Data section –
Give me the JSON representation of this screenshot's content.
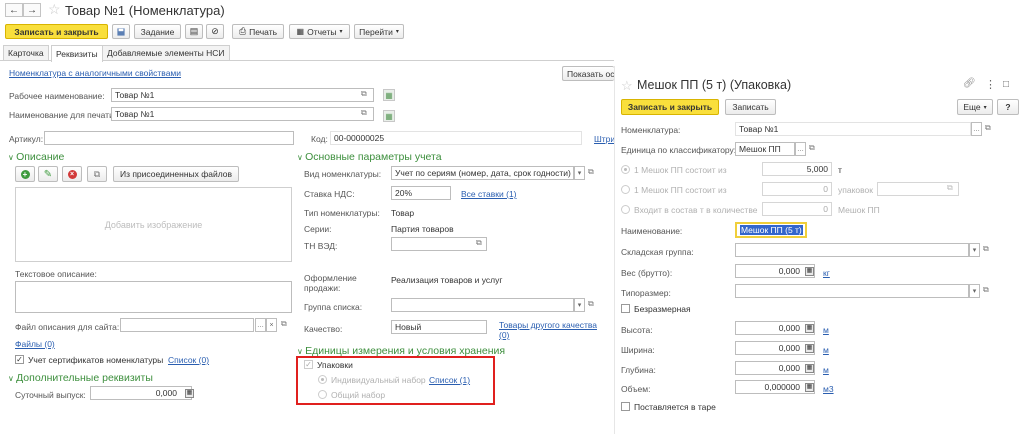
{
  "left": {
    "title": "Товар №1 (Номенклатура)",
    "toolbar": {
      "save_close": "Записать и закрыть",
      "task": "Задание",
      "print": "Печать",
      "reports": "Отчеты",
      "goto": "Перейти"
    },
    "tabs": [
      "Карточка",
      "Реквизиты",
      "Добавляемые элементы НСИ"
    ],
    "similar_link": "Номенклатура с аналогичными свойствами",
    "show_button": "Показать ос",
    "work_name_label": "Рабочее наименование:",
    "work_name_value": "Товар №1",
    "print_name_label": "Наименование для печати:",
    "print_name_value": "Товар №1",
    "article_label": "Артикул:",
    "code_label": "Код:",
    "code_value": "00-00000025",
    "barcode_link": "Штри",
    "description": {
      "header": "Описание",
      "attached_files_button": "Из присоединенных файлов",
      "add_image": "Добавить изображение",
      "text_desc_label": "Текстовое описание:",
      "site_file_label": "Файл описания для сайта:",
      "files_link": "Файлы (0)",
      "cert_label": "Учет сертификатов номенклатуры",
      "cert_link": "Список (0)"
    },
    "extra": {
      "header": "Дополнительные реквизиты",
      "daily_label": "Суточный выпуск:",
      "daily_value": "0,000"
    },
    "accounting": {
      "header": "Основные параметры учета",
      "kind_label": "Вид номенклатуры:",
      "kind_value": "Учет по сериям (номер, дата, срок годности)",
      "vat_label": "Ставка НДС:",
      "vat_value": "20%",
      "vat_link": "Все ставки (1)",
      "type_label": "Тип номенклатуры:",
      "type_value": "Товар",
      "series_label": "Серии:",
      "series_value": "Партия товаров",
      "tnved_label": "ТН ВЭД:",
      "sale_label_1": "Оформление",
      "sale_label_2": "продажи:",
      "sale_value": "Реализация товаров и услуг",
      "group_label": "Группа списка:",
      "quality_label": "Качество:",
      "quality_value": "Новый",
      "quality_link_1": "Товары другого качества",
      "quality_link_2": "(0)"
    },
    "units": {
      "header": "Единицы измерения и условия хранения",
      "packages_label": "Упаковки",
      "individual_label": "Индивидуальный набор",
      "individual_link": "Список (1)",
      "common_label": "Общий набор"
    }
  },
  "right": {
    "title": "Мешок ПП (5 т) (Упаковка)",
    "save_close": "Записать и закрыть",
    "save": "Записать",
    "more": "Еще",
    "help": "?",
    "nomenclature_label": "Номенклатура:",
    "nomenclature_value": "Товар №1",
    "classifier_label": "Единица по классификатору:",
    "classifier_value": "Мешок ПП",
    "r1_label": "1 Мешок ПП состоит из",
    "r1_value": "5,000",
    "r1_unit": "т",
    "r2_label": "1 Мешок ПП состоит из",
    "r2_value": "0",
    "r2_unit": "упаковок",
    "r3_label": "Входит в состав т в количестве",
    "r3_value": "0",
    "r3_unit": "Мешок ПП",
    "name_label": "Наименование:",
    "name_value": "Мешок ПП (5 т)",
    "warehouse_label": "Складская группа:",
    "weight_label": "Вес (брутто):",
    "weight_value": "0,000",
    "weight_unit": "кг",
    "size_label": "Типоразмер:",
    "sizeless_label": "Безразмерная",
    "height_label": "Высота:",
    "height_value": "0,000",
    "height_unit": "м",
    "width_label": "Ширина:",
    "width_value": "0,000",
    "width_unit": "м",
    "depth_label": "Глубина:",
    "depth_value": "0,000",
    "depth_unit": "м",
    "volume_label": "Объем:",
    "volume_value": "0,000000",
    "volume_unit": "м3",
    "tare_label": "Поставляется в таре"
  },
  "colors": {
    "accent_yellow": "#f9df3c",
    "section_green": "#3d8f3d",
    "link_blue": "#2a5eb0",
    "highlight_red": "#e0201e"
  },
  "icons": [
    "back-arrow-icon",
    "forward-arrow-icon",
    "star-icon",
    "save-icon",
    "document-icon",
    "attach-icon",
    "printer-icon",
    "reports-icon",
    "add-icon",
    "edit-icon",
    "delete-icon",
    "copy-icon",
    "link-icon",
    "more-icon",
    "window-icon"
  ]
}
---
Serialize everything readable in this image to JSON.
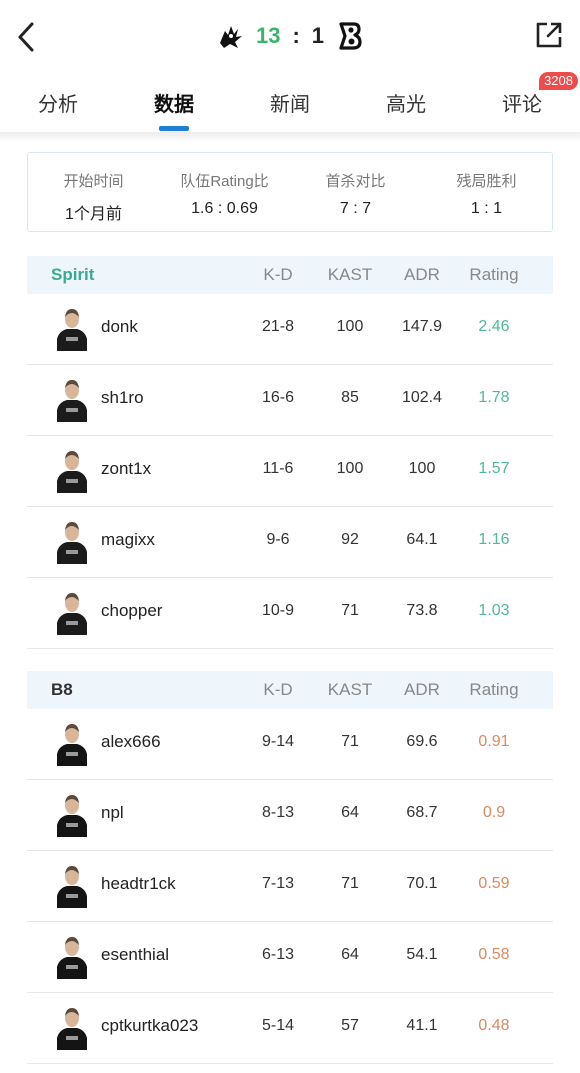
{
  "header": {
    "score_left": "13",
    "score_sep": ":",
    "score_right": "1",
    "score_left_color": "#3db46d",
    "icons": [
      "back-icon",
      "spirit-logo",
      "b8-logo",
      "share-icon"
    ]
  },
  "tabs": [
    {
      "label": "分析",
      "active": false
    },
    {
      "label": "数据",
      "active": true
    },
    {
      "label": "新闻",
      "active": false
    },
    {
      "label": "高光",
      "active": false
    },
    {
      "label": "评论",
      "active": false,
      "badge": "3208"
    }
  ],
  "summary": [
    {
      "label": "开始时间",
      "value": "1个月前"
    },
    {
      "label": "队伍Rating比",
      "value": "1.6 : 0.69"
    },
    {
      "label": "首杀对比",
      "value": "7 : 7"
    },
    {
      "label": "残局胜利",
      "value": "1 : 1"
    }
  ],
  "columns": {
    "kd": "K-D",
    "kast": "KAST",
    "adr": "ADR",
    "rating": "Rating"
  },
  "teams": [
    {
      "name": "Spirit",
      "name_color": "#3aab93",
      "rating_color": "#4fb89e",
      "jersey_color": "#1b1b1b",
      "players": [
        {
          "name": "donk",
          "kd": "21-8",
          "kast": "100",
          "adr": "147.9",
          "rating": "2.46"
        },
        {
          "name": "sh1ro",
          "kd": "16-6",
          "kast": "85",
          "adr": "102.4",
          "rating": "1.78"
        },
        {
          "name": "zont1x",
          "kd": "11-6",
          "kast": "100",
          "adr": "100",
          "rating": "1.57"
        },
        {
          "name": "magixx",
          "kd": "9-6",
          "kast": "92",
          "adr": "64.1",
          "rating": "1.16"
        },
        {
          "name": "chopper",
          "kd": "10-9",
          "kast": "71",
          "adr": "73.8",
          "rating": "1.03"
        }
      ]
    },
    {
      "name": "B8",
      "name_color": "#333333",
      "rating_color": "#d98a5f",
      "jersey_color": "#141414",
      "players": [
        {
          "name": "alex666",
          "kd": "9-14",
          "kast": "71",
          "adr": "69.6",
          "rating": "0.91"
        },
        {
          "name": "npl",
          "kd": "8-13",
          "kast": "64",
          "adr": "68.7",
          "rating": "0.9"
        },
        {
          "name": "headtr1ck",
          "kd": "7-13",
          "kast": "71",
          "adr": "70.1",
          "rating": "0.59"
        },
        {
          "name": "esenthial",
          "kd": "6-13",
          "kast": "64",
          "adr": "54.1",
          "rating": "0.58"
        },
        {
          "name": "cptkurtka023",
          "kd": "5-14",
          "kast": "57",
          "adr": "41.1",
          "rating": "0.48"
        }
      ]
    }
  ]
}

Request –
From the listing above, copy every line that includes the word "JSON".

Output –
Give me the JSON representation of this screenshot's content.
Serialize everything readable in this image to JSON.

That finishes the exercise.